#### 実施する作業
- A) 三豊のお酢を紹介する記事について、次の問いに答えてください。
(i) 舘さんは普段どのような仕事をしていますか。
(ii) 中橋造酢株式会社は何年に創業しましたか。
(iii) 醸造所の中には何が並んでいますか。
- B) 三豊のお酢を紹介する記事にある「香川県ではもっとも古いとされる酢の醸造所の中には大きな杉樽が並び、温度をある程度一定に保ちながら発酵させている様子が伺えます。」という一文を英語に訳してください。
- C) 三豊のお酢を紹介する記事を、最後の文の後から引き継いで書き進めてください。

#### 提供された抜粋
━━━
瀬戸内海の景観や豊かな食に魅了されて移住してきた 舘 咲奈(たち さきな)さん。普段はANAの客室乗務員として働きながら、大好きな三豊市の観光振興にも携わっているそうです。
そんな舘さんに三豊市のお気に入りを紹介してもらう「現役CAの三豊ログ帳」、今回は夏になると特に欲しくなるお酢についてです。三豊のお酢に興味を持ってもらって、夏バテ解消してもらおうと張り切って取材に行って来ました。記事の最後には、手書きのフライトログブック(ログ帳)風にレシピも書いてもらったのでお楽しみに!
昔と変わらない製法で醸造する創業約280年の仁尾酢

三豊市仁尾の古い町並みを歩くと、ひと際目を引くレトロなレンガ造りの煙突。中橋造酢株式会社は、1741年創業という280年以上も続く老舗で、米酢「仁尾酢」を醸造しています。

香川県ではもっとも古いとされる酢の醸造所の中には大きな杉樽が並び、温度をある程度一定に保ちながら発酵させている様子が伺えます。

樽の中を少し見せていただいたのですが、仁尾酢特有の菌による発酵でかなり温かい。発酵する際の独特な匂いがするのかなと想像していましたが、案外それほどでもなく、むしろほのかな香りといった印象です。
━━━
#### 表示された情報
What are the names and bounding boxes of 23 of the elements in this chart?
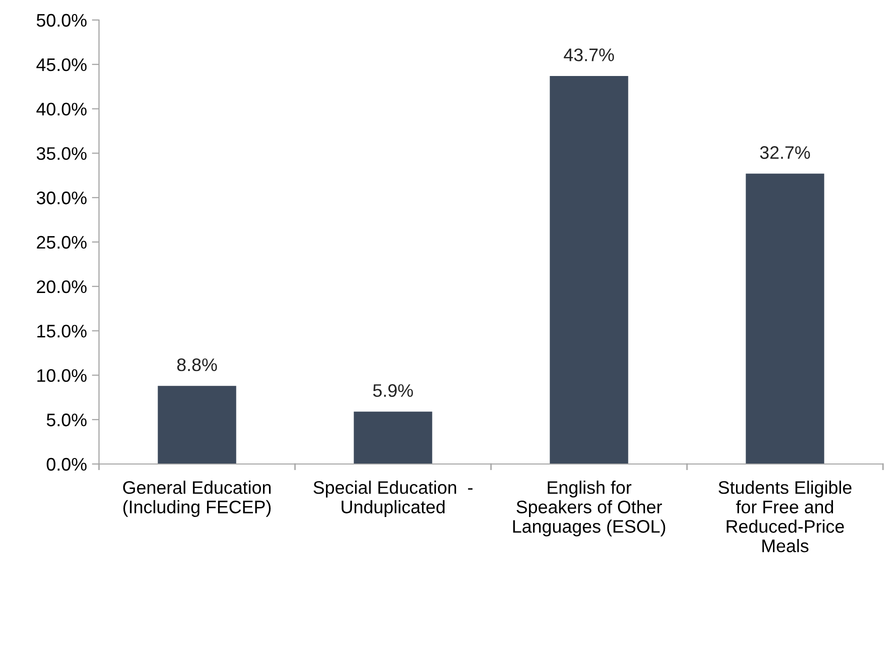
━━━
#### 最終的な回答
- A)
(i) ANAの客室乗務員として働いています。
(ii) 1741年です。
(iii) 大きな杉樽が並んでいます。

- B) Inside the vinegar brewery, said to be the oldest in Kagawa Prefecture, large cedar barrels stand in rows, and you can see how fermentation proceeds while the temperature is kept fairly constant.

- C)
ちなみにこの杉樽は100年以上も使われているそうです。醸造所を案内してくれた中橋さんによると、醸造所ごとに菌も違うそうで、10年ほど前、地元の高校理数科生徒グループによる仁尾酢の醸造法に関与する菌の研究発表(日本学生科学賞)が全国2位を受賞しました。この研究結果により酢酸菌や乳酸菌など3種類の菌が見つかったそうです。発酵を遅くする菌も含まれているため、それを取り除くと早く発酵させることができると言われたそうですが、仁尾酢の伝統の味が変わってしまうかもしれないからと、あえて変えずにいるのだそうです。

ところで、米酢はどうやって作られているかご存じですか?
最初の行程は日本酒と同じく窯でお米を蒸し、発酵させます。使われるお水はもちろん山からの湧水。その後、少しお酢を混ぜて絞ったものがもろみと呼ばれる原酒で、それに種酢や酢酸菌などを加えてお酒のアルコール成分を酢酸に変化させることでお酢になります。これらを昔ながらの製法で、時間をかけてじっくりと発酵させることで、コクや旨み、香りのある仁尾酢が誕生するわけですね。
今回、醸造所を案内してくれた中橋さん。すごく細かくこだわりの製法について教えていただいたのですが、私の基礎知識が絶望的に不足していたので話の半分も理解できずすみません。でも、酢造りに対する想いやこだわりは十分に伝わってきました。
あらかじめ数日前にご連絡をいただけると可能な限り醸造所の見学にも対応してくれるそうです。ご興味のある方はぜひどうぞ。

醸造所から歩いて10分ほどにある販売所にも立ち寄ってみました。仁尾酢を買うならこちら。


三豊市にいらした際には、仁尾酢をぜひお土産にどうぞ。私も友人へのお土産にしようと思います^^」

醸造蔵:香川県三豊市仁尾町仁尾丁337(※見学は要予約)
店舗:香川県三豊市仁尾町仁尾丁944
TEL:0875-82-2802
営業時間:8:00~19:00 年中無休(※臨時休業あり)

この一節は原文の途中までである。